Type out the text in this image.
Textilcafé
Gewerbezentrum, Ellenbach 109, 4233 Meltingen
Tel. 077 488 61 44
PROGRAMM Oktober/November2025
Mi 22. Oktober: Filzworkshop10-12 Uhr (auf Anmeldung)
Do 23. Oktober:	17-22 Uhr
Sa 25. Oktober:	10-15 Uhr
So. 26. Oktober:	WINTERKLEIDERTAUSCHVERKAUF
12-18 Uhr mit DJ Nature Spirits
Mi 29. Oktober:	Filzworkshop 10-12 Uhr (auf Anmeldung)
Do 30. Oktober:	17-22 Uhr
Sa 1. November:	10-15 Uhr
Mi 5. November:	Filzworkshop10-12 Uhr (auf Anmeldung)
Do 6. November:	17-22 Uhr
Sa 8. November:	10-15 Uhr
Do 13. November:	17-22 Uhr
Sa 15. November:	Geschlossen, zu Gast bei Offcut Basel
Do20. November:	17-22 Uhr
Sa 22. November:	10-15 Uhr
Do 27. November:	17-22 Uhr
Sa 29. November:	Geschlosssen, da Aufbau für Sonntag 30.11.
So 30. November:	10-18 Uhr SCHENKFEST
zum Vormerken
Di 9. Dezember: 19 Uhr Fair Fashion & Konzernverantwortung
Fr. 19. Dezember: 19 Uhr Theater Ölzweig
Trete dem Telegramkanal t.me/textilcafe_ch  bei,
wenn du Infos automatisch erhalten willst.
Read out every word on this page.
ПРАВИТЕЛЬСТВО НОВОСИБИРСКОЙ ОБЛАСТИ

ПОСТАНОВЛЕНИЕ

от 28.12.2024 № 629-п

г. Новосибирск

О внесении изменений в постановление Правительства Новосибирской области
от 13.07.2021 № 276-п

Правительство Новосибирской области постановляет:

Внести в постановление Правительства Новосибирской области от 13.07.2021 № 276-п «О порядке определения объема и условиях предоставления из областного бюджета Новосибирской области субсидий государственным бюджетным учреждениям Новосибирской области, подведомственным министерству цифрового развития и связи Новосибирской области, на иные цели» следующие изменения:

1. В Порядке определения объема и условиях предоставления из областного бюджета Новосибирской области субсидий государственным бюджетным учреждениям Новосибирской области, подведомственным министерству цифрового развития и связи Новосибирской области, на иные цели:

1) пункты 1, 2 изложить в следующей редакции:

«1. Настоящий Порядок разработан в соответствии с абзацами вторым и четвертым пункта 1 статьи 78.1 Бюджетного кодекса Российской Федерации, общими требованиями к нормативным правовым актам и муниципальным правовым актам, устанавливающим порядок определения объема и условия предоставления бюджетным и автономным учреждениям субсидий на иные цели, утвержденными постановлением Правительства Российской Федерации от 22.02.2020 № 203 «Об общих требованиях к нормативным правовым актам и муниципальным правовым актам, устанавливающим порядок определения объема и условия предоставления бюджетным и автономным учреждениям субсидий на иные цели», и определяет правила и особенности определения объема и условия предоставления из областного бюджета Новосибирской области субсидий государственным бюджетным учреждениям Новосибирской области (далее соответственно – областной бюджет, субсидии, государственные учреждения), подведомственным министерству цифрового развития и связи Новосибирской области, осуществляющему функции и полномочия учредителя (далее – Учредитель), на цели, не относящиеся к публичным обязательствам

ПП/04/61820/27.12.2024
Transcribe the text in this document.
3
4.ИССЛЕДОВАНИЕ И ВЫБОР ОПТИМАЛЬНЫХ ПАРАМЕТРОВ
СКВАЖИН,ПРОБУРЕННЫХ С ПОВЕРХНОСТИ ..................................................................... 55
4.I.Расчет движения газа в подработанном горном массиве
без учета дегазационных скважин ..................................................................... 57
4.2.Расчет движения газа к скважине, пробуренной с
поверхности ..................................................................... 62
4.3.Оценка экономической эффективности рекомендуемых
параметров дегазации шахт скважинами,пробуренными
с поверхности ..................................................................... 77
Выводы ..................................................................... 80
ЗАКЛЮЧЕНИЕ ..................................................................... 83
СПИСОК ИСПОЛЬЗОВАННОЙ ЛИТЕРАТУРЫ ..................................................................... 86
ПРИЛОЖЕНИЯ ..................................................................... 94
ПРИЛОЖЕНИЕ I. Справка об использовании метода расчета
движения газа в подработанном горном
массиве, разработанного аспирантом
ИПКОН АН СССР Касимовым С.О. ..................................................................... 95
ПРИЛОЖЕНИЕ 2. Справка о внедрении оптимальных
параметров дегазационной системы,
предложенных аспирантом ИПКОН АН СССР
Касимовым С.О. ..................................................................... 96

++++++++++

• Required work: Filter lines by "движения" and return each hit.

• Result of this task:
4.I.Расчет движения газа в подработанном горном массиве
4.2.Расчет движения газа к скважине, пробуренной с
движения газа в подработанном горном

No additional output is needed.